:: Text ::

NDP Energy Critic John Horgan also picked up on this nugget in the report. According to The Vancouver Sun: “Horgan said the review of independent power contracts — and possible termination of these contracts — is a significant departure for the Liberals, who have been supportive of independent power producers.” Horgan’s assumption is that the mere mention of this notion in Hydro’s report hints at a change in Liberal Government policy – which is reasonable, considering the tight control it has subjected Hydro to over the years. The crown corporation isn’t in the habit of going out on a limb with policy suggestions like this one without a mandate from its government masters.
Is it possible that the Liberals, now feeling the full weight of this IPP anchor around their ankles, faced with unavoidable, politically unpopular power bill hikes, are having second thoughts about their pals in the private power racket? Time will tell. The sooner and more of these contracts we can dump, the better for everyone concerned.
As for Site C, unless the people of BC want to subsidize the oil and gas industry with cheap public power and a $10 billion dam for LNG, we simply don’t need it. If we ever do need a little more power, we can get it from conservation, claiming an option we have for 1,200 MW (more than the total of Site C) of electricity under the Columbia River Treaty, and – heaven forbid! – buying a little power from our neighbours, as needed. If we were doing that today, we’d be paying half to a third the price for new power than what it would cost from Site C or IPPs. With our net exports trending dramatically upward, that shouldn’t be an issue for the foreseeable future.

:::
:: Records for this task ::

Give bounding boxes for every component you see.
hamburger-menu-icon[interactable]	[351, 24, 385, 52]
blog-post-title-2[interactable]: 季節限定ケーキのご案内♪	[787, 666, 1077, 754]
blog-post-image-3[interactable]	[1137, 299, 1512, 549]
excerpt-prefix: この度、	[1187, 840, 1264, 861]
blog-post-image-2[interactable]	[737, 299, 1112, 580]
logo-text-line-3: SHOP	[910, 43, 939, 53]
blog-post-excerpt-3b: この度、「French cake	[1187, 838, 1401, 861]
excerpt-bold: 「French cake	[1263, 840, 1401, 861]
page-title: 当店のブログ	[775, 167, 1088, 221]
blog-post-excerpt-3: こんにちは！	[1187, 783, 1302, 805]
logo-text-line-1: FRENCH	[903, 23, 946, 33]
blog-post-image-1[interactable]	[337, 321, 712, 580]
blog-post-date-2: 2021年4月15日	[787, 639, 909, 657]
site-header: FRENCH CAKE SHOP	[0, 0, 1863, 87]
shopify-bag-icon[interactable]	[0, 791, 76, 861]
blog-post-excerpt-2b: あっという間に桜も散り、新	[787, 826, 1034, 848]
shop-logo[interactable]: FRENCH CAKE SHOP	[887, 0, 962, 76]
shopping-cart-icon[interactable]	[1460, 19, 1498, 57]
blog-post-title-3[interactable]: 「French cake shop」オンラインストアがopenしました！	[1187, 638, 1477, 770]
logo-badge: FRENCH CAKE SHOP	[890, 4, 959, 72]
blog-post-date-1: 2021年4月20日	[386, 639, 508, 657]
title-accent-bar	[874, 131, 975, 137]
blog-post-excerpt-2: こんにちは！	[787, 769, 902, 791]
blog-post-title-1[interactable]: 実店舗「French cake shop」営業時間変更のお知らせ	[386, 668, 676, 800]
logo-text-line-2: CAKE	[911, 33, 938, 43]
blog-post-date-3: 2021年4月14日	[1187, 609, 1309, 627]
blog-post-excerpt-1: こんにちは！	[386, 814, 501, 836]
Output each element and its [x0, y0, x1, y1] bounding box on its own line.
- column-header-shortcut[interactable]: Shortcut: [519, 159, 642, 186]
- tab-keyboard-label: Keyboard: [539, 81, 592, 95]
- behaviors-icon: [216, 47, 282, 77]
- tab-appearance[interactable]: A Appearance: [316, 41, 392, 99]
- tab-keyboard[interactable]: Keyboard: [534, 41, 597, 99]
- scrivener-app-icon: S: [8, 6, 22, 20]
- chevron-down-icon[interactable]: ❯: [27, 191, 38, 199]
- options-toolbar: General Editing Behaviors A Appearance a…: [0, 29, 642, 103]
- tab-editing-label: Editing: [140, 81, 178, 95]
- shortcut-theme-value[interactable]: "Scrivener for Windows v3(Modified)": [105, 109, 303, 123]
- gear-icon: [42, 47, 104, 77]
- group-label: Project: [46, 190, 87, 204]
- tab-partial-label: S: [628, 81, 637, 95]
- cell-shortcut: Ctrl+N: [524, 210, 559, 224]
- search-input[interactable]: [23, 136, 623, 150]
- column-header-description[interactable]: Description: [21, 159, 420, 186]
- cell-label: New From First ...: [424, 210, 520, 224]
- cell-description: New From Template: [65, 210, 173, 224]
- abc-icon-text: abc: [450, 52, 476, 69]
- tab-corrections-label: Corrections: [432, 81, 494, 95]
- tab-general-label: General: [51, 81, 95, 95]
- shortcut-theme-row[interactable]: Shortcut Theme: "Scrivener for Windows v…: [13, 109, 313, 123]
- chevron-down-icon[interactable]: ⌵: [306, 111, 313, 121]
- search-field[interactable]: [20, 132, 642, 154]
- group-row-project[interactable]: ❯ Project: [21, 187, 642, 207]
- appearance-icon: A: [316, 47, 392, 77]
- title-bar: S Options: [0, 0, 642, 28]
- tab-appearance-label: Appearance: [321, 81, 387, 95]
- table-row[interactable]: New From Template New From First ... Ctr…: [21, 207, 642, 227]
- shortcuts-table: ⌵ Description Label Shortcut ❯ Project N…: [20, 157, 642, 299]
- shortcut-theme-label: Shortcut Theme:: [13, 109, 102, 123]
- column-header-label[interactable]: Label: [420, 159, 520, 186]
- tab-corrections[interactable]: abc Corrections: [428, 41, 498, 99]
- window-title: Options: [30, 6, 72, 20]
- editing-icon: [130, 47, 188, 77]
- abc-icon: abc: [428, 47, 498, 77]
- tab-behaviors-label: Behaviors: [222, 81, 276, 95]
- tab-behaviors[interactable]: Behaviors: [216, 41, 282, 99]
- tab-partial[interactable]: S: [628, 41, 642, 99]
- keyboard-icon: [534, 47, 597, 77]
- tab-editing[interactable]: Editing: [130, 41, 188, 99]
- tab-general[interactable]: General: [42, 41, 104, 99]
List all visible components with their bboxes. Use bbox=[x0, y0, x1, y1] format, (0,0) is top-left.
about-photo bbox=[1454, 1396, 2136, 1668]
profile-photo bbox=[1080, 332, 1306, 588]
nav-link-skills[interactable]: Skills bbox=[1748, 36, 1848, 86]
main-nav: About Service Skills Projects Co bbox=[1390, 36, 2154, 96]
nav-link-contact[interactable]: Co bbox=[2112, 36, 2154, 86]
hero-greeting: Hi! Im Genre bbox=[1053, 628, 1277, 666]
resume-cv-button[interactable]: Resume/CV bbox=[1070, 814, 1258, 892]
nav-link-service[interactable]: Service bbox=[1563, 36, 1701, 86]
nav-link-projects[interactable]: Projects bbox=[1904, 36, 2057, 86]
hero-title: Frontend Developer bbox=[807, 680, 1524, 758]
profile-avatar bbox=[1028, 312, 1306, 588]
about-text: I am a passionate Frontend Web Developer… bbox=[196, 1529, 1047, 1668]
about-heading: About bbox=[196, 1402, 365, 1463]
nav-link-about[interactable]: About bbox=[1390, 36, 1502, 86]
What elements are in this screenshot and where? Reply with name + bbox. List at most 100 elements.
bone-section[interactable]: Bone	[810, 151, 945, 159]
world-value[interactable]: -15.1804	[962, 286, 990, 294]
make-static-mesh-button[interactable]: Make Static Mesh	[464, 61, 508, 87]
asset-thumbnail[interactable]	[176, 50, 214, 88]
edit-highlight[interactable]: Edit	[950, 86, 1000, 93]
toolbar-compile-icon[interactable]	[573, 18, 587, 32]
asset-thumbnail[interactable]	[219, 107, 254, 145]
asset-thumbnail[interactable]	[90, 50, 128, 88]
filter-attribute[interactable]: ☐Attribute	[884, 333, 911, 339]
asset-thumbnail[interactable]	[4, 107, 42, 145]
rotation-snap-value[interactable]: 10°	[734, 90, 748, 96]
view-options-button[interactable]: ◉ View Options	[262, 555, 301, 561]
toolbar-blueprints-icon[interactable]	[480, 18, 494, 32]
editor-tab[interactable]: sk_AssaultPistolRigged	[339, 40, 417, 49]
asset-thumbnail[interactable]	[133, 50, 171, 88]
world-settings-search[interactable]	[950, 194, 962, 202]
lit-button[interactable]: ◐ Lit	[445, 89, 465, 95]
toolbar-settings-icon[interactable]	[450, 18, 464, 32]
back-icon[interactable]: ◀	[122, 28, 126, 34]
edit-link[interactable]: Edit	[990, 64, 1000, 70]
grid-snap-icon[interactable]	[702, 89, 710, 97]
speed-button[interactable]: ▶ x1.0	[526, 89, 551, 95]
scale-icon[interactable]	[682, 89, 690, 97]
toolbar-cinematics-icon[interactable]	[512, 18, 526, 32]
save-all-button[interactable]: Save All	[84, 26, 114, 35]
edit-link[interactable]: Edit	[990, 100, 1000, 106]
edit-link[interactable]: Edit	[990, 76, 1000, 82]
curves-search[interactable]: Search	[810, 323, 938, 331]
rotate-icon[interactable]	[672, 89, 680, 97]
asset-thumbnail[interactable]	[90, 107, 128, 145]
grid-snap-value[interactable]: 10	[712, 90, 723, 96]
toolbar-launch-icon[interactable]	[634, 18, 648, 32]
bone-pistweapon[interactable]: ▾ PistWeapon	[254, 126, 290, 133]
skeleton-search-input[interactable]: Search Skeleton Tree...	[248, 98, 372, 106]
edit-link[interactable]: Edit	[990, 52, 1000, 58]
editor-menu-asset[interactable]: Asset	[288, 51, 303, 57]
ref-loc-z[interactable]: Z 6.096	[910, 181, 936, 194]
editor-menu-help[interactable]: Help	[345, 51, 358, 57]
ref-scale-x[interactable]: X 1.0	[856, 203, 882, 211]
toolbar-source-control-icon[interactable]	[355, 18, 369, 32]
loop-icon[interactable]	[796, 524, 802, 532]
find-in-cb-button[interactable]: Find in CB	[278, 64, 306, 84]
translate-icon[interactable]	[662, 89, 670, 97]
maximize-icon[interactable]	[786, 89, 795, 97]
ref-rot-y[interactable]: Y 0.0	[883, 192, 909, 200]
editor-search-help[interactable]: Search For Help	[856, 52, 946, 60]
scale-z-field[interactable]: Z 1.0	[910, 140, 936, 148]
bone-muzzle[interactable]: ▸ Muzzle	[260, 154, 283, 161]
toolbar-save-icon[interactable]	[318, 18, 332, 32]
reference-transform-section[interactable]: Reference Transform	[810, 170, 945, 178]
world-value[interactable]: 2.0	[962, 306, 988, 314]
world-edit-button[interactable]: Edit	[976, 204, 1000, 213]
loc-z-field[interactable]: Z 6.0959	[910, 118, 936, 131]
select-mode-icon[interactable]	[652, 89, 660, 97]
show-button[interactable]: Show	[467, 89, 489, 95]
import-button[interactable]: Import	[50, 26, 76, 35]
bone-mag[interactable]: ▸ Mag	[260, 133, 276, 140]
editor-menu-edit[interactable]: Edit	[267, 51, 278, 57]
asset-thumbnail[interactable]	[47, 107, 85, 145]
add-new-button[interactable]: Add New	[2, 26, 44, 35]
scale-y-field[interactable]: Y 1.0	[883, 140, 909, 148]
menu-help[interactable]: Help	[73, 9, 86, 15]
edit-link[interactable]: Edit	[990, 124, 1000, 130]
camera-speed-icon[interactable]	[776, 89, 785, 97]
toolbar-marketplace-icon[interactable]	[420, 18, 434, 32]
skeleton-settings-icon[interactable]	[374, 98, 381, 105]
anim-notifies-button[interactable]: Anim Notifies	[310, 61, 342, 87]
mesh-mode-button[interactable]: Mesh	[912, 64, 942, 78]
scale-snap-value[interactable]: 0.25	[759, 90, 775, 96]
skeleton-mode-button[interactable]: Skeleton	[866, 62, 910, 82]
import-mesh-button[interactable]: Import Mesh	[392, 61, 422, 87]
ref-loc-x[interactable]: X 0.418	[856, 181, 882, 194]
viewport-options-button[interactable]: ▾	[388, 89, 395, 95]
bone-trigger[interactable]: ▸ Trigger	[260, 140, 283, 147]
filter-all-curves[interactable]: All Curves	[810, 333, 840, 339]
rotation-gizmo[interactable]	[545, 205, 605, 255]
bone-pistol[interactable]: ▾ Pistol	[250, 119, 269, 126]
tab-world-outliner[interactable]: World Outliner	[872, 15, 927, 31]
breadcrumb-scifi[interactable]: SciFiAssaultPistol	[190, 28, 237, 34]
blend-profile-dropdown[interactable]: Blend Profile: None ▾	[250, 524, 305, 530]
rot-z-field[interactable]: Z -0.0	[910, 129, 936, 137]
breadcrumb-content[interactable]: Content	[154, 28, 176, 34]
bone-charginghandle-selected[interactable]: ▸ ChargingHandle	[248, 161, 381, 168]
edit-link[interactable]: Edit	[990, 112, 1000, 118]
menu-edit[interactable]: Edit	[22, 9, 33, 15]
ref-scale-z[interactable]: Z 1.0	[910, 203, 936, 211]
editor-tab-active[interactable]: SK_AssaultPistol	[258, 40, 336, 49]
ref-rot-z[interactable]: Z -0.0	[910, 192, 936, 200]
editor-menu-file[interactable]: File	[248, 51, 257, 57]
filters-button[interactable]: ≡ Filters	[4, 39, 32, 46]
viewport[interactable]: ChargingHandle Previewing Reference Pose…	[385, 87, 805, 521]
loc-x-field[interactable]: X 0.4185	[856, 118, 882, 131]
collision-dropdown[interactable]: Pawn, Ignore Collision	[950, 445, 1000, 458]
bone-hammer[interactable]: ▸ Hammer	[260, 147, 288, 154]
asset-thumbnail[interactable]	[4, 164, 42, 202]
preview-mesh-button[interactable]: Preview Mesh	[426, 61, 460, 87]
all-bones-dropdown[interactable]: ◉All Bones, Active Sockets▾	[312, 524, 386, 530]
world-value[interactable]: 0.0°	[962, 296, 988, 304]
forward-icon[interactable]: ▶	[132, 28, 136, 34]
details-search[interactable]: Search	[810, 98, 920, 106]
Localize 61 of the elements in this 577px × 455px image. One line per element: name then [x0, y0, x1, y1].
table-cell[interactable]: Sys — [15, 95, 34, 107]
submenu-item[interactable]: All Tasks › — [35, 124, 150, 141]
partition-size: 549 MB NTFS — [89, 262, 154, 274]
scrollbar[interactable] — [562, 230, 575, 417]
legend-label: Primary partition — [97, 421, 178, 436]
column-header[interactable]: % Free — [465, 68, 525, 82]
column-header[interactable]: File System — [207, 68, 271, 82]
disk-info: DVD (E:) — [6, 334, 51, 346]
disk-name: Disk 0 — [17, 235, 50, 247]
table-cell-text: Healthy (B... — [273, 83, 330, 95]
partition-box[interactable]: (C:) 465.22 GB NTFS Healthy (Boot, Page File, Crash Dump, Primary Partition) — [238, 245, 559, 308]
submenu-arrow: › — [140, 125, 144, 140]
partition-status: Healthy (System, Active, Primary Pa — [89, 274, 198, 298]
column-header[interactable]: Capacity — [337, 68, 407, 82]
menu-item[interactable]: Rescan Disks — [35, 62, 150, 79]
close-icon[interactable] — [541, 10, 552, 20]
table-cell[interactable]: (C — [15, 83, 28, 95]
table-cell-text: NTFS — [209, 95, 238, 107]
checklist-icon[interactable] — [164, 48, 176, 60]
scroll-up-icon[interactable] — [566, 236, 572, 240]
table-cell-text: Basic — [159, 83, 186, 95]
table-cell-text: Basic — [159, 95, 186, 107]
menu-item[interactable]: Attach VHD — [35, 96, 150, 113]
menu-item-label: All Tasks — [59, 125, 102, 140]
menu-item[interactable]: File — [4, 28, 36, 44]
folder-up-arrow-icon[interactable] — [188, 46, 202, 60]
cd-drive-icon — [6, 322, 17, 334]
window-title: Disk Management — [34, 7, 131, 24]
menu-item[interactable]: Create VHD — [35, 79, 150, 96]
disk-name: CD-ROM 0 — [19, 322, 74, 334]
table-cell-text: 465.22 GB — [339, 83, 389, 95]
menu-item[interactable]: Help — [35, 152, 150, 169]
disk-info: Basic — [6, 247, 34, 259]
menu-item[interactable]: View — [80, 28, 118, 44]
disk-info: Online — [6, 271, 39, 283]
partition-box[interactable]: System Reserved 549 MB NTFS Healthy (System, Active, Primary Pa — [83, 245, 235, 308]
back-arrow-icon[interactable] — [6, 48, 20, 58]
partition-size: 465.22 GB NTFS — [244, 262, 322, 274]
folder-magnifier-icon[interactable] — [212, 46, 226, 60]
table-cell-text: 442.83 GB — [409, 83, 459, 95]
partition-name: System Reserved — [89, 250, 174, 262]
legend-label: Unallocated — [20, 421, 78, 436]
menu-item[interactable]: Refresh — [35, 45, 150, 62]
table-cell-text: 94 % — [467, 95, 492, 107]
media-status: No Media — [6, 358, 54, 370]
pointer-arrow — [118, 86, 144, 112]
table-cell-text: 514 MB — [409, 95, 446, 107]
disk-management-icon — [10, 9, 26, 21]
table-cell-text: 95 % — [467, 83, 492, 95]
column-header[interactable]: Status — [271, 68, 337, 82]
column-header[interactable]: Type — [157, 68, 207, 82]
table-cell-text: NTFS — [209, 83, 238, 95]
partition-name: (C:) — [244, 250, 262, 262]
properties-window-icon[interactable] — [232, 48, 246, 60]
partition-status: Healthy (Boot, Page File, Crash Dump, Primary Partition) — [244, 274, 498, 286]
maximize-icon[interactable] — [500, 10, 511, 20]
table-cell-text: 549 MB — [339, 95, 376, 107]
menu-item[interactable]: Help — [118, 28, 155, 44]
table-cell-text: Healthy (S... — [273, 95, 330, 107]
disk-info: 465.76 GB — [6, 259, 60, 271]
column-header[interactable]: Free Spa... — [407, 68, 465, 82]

:::

» **Written instruction 1**
Which lines of the records contain the string "with"? Copy out each one.
» **Written instruction 2**
Could you write the next part of the commentary on BC Hydro's power contracts and Site C, picking up after its final sentence?
The records bear no relation to the text.

» **Exercise result 1**
List all visible components with their bboxes. Use bbox=[x0, y0, x1, y1] format, (0,0) is top-left.
What elements are in this screenshot and where? Reply with name + bbox. List at most 100 elements.

» **Exercise result 2**
Hydro is accepting public feedback on the draft report – with information on how to submit feedback promised this week – and will be conducting public consultations this Fall.
The environmental assessment for Site C Dam is also requesting feedback on how to structure its public hearings – submissions will be accepted up until September 16 and can be emailed to: SiteCReview@ceaa-acee.gc.ca
AUG 29 UPDATE: The BC Liberal Government announced today the cancellation or deferral of 4 IPP contracts. Minister Bill Bennett is saying the number could reach 20 by the time Hydro has completed its review, connected to the IRP process and belt-tightening mandated by the government.